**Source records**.
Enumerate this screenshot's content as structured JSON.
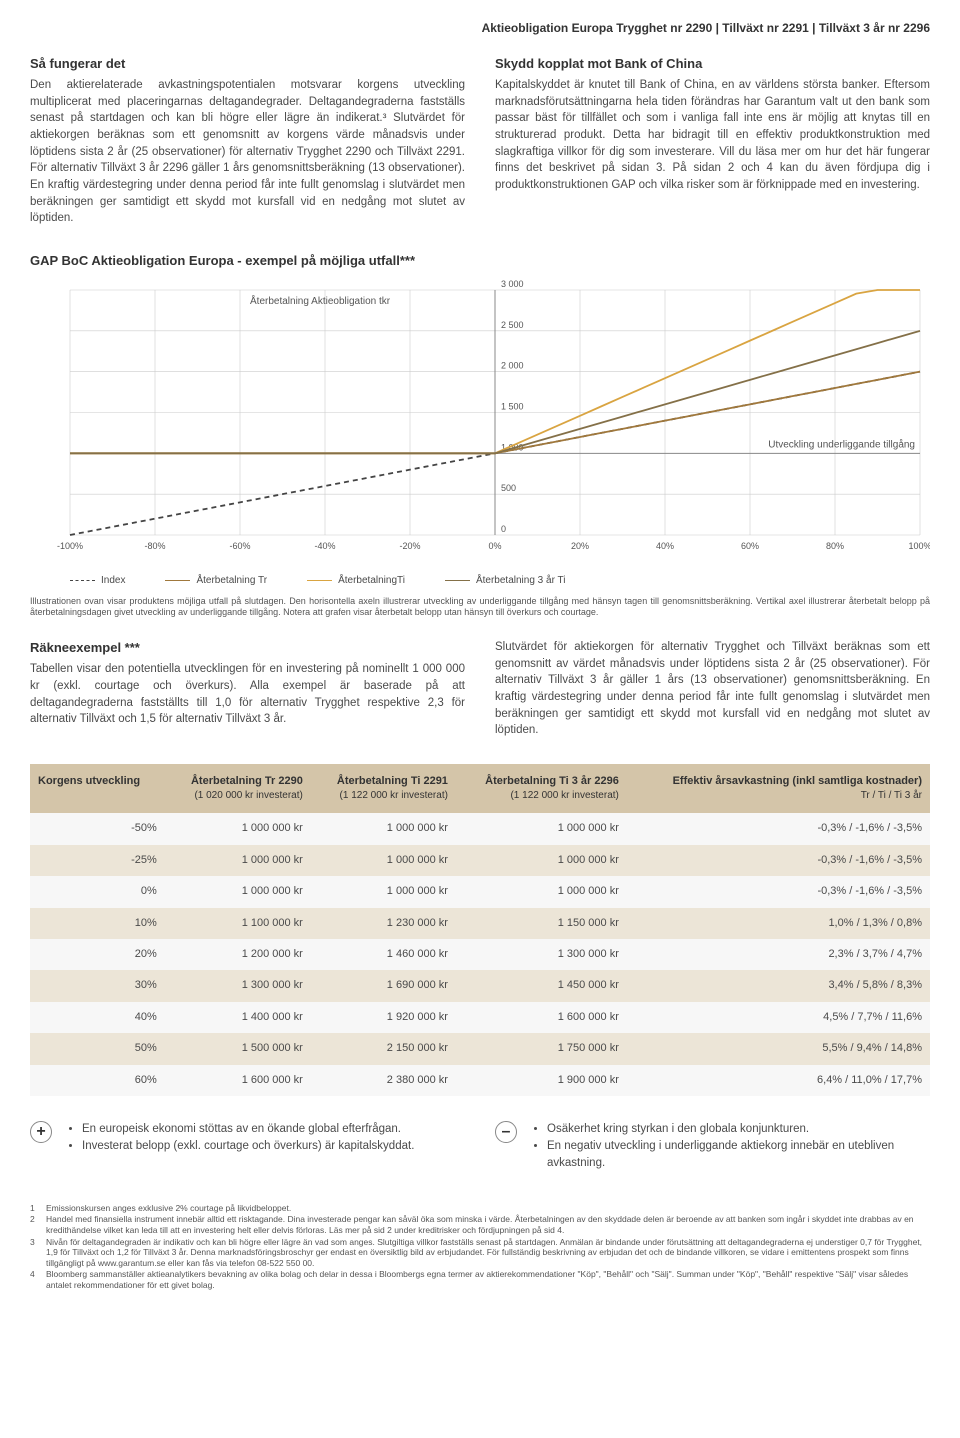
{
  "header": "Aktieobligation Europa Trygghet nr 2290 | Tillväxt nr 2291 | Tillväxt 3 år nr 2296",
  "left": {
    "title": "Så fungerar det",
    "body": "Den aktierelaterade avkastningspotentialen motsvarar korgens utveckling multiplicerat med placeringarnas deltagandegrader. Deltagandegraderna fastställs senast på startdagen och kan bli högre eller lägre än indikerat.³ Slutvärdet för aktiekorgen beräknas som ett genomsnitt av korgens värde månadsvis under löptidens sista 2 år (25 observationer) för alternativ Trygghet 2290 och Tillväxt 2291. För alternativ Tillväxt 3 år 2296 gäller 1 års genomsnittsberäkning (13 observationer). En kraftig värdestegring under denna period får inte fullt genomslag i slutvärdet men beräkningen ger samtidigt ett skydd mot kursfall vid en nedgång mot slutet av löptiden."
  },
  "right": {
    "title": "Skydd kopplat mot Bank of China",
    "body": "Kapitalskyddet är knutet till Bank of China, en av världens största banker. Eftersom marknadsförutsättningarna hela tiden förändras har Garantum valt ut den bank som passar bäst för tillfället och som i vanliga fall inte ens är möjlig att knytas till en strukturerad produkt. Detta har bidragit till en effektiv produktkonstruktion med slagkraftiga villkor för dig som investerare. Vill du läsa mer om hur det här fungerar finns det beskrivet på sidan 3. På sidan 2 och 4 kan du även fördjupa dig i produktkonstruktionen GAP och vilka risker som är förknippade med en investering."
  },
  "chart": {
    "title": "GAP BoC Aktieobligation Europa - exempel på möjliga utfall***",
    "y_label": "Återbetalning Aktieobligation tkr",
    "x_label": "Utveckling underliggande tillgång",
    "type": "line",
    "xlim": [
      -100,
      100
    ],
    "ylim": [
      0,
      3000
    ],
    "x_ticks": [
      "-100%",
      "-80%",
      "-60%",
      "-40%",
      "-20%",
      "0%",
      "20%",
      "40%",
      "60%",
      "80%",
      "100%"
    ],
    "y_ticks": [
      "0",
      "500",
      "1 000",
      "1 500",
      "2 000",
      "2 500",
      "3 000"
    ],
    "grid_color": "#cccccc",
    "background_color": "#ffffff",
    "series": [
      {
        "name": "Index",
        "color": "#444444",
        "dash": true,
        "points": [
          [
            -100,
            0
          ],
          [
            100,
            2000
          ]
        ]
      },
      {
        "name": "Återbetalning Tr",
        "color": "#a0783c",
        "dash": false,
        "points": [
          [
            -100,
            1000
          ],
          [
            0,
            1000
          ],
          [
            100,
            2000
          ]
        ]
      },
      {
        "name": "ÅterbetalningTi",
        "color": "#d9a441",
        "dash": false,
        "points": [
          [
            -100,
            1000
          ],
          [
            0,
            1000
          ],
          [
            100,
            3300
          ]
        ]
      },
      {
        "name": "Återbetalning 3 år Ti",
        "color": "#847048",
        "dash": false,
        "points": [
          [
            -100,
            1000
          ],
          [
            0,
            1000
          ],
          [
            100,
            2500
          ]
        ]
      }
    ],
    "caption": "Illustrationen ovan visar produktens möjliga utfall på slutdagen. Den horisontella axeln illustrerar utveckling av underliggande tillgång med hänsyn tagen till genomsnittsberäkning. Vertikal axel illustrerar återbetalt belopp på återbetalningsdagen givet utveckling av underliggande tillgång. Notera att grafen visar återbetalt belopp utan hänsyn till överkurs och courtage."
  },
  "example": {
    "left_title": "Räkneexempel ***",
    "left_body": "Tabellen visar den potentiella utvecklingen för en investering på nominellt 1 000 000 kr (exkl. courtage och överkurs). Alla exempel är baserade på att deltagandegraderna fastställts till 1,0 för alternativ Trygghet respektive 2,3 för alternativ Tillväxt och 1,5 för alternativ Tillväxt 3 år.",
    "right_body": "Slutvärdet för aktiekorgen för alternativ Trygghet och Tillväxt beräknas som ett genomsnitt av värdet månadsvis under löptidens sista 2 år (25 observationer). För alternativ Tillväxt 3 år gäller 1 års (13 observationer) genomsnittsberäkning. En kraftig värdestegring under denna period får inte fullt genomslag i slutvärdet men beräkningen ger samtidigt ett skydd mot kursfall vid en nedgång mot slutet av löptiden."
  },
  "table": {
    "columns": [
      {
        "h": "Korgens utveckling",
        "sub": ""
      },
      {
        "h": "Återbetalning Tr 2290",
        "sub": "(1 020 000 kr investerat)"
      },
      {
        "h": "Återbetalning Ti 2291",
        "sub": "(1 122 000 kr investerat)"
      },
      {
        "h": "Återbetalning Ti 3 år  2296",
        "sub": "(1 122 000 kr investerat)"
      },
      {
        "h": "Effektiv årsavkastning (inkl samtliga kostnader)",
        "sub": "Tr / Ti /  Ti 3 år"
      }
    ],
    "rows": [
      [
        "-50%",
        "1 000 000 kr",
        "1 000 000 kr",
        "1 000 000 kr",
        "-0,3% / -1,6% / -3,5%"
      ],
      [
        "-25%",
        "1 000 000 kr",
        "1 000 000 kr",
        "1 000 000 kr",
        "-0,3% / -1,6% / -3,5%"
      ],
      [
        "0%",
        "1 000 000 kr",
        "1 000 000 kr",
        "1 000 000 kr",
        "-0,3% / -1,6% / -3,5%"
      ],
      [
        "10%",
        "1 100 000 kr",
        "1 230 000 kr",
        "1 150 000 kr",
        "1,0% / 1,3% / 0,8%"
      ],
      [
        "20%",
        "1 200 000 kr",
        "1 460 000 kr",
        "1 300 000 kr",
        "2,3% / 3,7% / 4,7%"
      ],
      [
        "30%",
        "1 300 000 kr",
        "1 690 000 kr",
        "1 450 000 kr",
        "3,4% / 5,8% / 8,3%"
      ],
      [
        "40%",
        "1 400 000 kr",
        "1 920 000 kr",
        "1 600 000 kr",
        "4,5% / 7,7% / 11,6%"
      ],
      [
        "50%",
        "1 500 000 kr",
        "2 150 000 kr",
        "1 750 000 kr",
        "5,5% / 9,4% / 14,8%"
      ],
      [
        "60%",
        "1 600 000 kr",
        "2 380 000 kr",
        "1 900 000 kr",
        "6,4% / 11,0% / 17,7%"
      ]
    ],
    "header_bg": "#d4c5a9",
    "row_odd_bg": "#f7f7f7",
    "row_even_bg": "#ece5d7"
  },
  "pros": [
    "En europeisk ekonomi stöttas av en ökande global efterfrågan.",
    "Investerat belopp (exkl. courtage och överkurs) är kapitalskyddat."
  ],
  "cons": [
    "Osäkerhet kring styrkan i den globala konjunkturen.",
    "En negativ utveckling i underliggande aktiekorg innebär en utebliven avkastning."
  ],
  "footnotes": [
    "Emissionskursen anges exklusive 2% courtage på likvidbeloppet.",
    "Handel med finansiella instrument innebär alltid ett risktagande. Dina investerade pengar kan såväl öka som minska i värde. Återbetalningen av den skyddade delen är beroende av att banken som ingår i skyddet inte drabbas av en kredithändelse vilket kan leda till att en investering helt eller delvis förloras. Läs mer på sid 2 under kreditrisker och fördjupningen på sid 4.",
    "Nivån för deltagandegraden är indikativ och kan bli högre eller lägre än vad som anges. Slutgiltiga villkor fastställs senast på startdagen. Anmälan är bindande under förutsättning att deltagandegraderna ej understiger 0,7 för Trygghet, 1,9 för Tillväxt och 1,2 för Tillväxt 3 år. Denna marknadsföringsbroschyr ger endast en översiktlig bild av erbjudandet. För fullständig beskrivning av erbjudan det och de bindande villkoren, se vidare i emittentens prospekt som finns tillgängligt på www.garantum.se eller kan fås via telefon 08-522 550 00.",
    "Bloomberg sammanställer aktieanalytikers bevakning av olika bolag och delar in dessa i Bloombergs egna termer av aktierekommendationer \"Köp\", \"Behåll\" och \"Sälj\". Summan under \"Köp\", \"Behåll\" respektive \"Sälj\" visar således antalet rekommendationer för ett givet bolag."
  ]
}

...

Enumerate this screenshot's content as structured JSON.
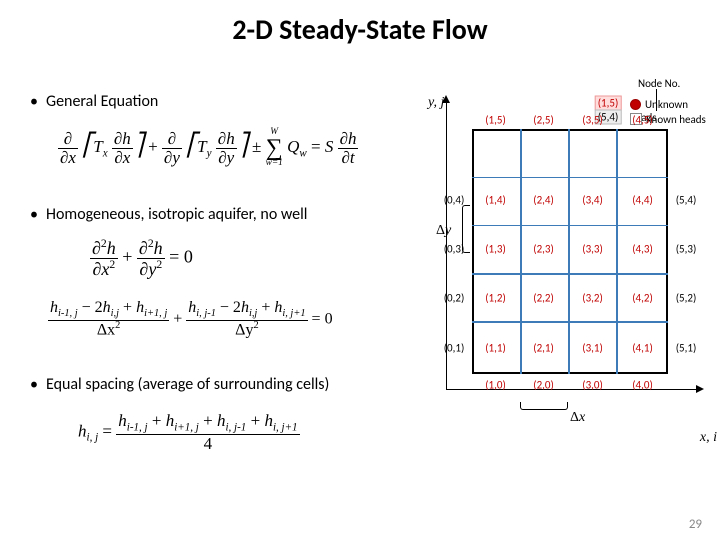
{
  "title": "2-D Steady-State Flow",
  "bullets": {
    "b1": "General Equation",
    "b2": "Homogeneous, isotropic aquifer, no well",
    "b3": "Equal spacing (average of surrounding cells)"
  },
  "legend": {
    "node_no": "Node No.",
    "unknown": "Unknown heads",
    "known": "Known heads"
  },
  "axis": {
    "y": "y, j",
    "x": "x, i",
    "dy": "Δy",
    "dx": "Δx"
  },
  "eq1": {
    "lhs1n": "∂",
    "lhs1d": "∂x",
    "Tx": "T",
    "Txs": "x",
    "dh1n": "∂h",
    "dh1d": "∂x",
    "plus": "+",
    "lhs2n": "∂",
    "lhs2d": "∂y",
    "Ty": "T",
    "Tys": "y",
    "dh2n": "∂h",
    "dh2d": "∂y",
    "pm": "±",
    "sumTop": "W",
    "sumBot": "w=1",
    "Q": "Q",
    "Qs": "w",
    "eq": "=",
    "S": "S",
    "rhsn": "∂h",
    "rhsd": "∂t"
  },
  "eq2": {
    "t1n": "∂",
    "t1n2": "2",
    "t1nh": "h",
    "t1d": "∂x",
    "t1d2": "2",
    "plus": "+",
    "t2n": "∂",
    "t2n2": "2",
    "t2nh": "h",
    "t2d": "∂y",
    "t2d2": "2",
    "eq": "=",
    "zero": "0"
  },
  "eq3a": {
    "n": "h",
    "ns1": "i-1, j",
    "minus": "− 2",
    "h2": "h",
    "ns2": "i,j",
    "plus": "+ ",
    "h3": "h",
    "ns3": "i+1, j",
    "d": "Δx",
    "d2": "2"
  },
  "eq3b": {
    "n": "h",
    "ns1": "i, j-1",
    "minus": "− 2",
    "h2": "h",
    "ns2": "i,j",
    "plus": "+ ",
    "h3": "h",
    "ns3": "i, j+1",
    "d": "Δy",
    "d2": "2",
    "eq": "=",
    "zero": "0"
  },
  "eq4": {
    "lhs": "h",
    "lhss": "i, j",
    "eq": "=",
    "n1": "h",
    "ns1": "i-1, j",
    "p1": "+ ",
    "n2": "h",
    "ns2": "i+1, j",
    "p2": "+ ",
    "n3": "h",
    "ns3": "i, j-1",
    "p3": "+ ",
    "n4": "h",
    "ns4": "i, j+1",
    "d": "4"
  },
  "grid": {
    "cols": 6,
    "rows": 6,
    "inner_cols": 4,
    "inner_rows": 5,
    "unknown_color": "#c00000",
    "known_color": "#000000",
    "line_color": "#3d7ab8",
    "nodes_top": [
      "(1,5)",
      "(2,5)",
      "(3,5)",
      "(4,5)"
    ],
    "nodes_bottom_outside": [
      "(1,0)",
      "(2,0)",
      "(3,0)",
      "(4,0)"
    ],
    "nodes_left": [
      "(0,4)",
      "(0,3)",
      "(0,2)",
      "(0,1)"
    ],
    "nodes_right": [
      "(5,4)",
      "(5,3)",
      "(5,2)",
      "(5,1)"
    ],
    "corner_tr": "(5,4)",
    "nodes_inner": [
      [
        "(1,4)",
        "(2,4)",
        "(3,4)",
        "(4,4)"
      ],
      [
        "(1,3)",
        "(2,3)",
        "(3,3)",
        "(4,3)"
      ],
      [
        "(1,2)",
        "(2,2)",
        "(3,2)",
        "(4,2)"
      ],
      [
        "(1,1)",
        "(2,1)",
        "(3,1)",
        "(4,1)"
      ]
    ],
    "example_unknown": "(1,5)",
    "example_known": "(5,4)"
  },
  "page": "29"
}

**Activity**. Task for the records above: copy every line in which the word "Europa" occurs.

**Task output**.
  "header": "Aktieobligation Europa Trygghet nr 2290 | Tillväxt nr 2291 | Tillväxt 3 år nr 2296",
    "title": "GAP BoC Aktieobligation Europa - exempel på möjliga utfall***",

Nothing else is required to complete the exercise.